(Records about charts and figures)
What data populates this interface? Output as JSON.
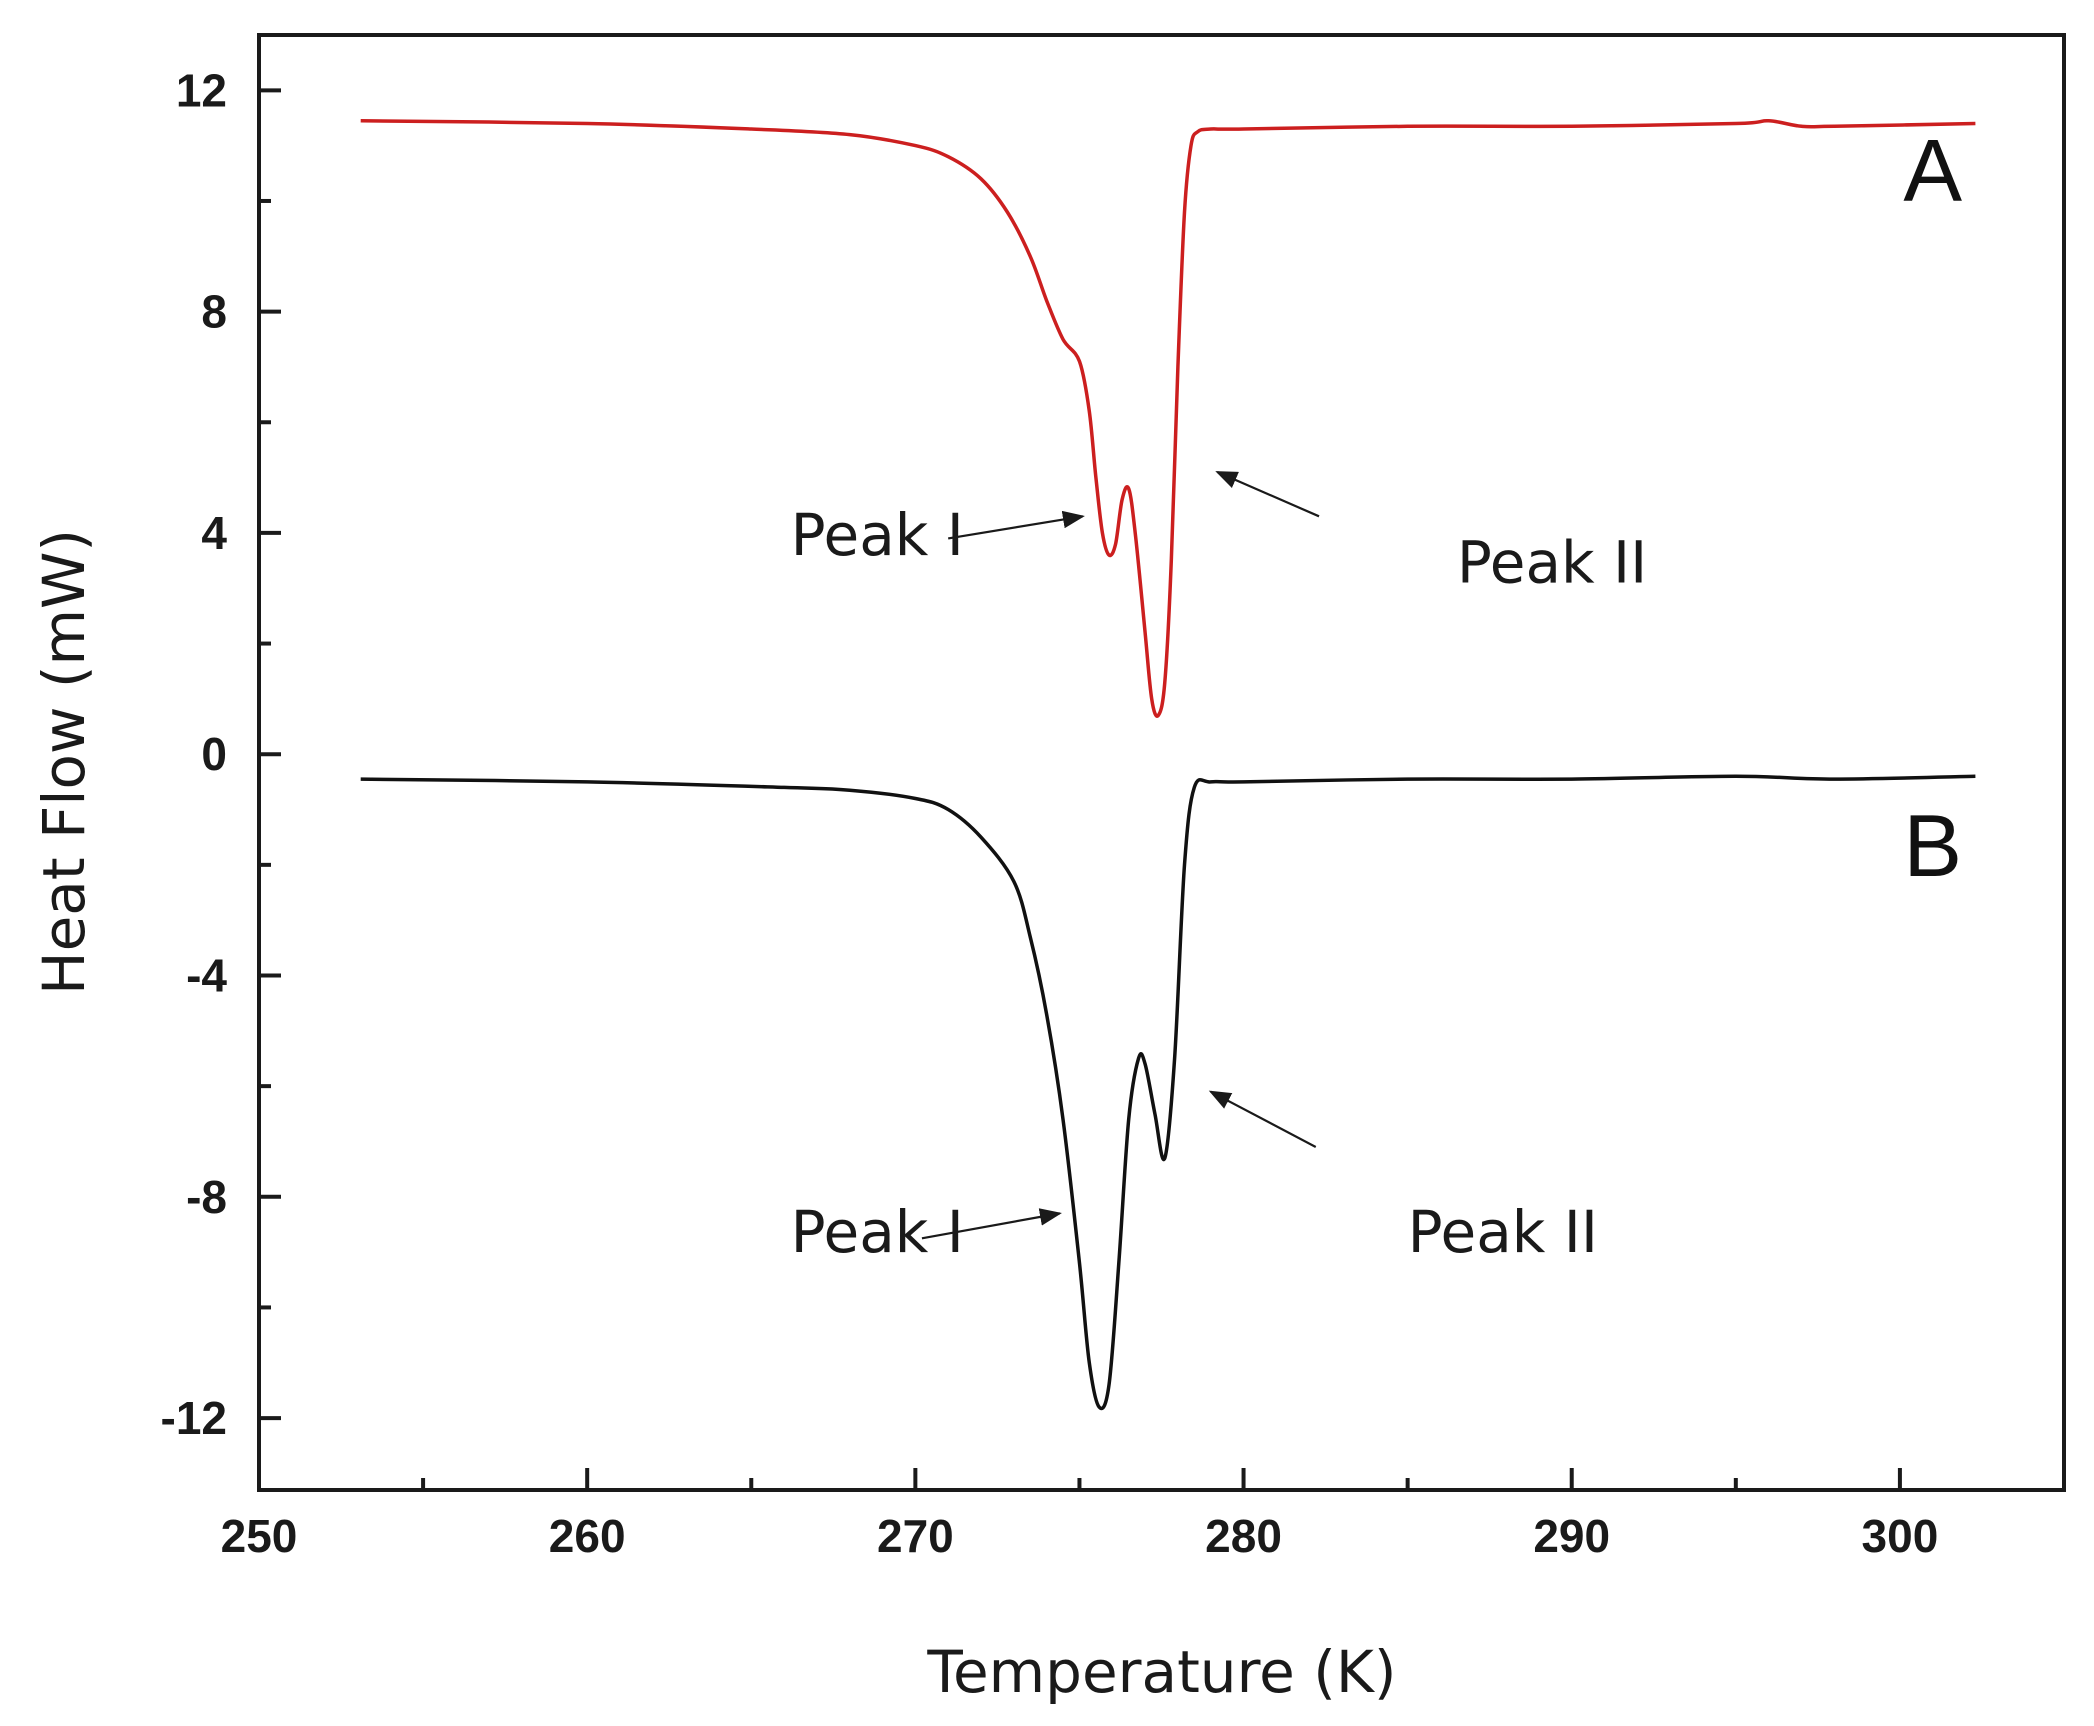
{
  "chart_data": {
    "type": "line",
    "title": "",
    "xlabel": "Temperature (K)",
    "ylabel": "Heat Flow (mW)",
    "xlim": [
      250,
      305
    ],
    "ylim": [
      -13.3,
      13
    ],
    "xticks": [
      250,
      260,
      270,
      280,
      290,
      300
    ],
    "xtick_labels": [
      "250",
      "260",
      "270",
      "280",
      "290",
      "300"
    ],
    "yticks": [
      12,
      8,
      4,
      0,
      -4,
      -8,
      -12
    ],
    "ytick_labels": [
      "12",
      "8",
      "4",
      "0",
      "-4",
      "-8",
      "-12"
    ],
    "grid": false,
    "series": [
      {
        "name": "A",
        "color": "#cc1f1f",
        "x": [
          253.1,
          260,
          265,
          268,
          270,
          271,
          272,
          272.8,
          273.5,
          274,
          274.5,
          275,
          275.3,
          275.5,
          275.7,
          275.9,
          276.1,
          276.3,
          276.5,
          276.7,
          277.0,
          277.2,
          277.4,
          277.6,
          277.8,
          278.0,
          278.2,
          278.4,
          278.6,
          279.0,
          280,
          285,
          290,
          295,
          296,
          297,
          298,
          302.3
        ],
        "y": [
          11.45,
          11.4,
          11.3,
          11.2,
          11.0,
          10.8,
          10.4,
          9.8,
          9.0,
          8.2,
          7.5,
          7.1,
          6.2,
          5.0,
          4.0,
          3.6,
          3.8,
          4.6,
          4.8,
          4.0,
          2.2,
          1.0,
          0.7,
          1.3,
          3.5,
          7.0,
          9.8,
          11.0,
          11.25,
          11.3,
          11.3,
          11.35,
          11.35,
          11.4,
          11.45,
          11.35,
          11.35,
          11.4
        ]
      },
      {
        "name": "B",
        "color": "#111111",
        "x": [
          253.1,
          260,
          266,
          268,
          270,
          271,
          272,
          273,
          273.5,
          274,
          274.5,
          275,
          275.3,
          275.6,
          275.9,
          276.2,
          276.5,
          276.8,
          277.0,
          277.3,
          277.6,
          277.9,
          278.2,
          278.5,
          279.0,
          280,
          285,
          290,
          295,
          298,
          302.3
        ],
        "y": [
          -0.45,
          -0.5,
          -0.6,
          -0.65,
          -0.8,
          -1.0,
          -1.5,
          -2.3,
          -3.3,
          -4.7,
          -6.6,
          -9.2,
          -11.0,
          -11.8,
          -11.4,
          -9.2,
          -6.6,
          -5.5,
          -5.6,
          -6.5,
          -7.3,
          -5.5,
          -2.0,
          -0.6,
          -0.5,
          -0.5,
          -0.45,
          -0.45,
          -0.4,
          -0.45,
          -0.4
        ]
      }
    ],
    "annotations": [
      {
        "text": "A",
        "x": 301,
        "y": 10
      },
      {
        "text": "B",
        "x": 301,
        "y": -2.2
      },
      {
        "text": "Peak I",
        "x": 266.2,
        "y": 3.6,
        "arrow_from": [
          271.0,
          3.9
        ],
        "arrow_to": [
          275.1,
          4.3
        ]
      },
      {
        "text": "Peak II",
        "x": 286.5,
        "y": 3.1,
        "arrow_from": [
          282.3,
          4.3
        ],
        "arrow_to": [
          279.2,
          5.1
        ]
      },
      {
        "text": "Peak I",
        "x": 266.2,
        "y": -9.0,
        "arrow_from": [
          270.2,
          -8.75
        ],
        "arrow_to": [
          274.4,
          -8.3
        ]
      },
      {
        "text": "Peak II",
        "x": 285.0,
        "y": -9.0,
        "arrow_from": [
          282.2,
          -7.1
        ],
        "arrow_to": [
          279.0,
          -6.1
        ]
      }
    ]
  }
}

§ Your instructions
Reproduce the material above in full, exactly, with no images.

§ Task result
What data populates this interface? Output as JSON.
{
  "chart_data": {
    "type": "line",
    "title": "",
    "xlabel": "Temperature (K)",
    "ylabel": "Heat Flow (mW)",
    "xlim": [
      250,
      305
    ],
    "ylim": [
      -13.3,
      13
    ],
    "xticks": [
      250,
      260,
      270,
      280,
      290,
      300
    ],
    "xtick_labels": [
      "250",
      "260",
      "270",
      "280",
      "290",
      "300"
    ],
    "yticks": [
      12,
      8,
      4,
      0,
      -4,
      -8,
      -12
    ],
    "ytick_labels": [
      "12",
      "8",
      "4",
      "0",
      "-4",
      "-8",
      "-12"
    ],
    "grid": false,
    "series": [
      {
        "name": "A",
        "color": "#cc1f1f",
        "x": [
          253.1,
          260,
          265,
          268,
          270,
          271,
          272,
          272.8,
          273.5,
          274,
          274.5,
          275,
          275.3,
          275.5,
          275.7,
          275.9,
          276.1,
          276.3,
          276.5,
          276.7,
          277.0,
          277.2,
          277.4,
          277.6,
          277.8,
          278.0,
          278.2,
          278.4,
          278.6,
          279.0,
          280,
          285,
          290,
          295,
          296,
          297,
          298,
          302.3
        ],
        "y": [
          11.45,
          11.4,
          11.3,
          11.2,
          11.0,
          10.8,
          10.4,
          9.8,
          9.0,
          8.2,
          7.5,
          7.1,
          6.2,
          5.0,
          4.0,
          3.6,
          3.8,
          4.6,
          4.8,
          4.0,
          2.2,
          1.0,
          0.7,
          1.3,
          3.5,
          7.0,
          9.8,
          11.0,
          11.25,
          11.3,
          11.3,
          11.35,
          11.35,
          11.4,
          11.45,
          11.35,
          11.35,
          11.4
        ]
      },
      {
        "name": "B",
        "color": "#111111",
        "x": [
          253.1,
          260,
          266,
          268,
          270,
          271,
          272,
          273,
          273.5,
          274,
          274.5,
          275,
          275.3,
          275.6,
          275.9,
          276.2,
          276.5,
          276.8,
          277.0,
          277.3,
          277.6,
          277.9,
          278.2,
          278.5,
          279.0,
          280,
          285,
          290,
          295,
          298,
          302.3
        ],
        "y": [
          -0.45,
          -0.5,
          -0.6,
          -0.65,
          -0.8,
          -1.0,
          -1.5,
          -2.3,
          -3.3,
          -4.7,
          -6.6,
          -9.2,
          -11.0,
          -11.8,
          -11.4,
          -9.2,
          -6.6,
          -5.5,
          -5.6,
          -6.5,
          -7.3,
          -5.5,
          -2.0,
          -0.6,
          -0.5,
          -0.5,
          -0.45,
          -0.45,
          -0.4,
          -0.45,
          -0.4
        ]
      }
    ],
    "annotations": [
      {
        "text": "A",
        "x": 301,
        "y": 10
      },
      {
        "text": "B",
        "x": 301,
        "y": -2.2
      },
      {
        "text": "Peak I",
        "x": 266.2,
        "y": 3.6,
        "arrow_from": [
          271.0,
          3.9
        ],
        "arrow_to": [
          275.1,
          4.3
        ]
      },
      {
        "text": "Peak II",
        "x": 286.5,
        "y": 3.1,
        "arrow_from": [
          282.3,
          4.3
        ],
        "arrow_to": [
          279.2,
          5.1
        ]
      },
      {
        "text": "Peak I",
        "x": 266.2,
        "y": -9.0,
        "arrow_from": [
          270.2,
          -8.75
        ],
        "arrow_to": [
          274.4,
          -8.3
        ]
      },
      {
        "text": "Peak II",
        "x": 285.0,
        "y": -9.0,
        "arrow_from": [
          282.2,
          -7.1
        ],
        "arrow_to": [
          279.0,
          -6.1
        ]
      }
    ]
  }
}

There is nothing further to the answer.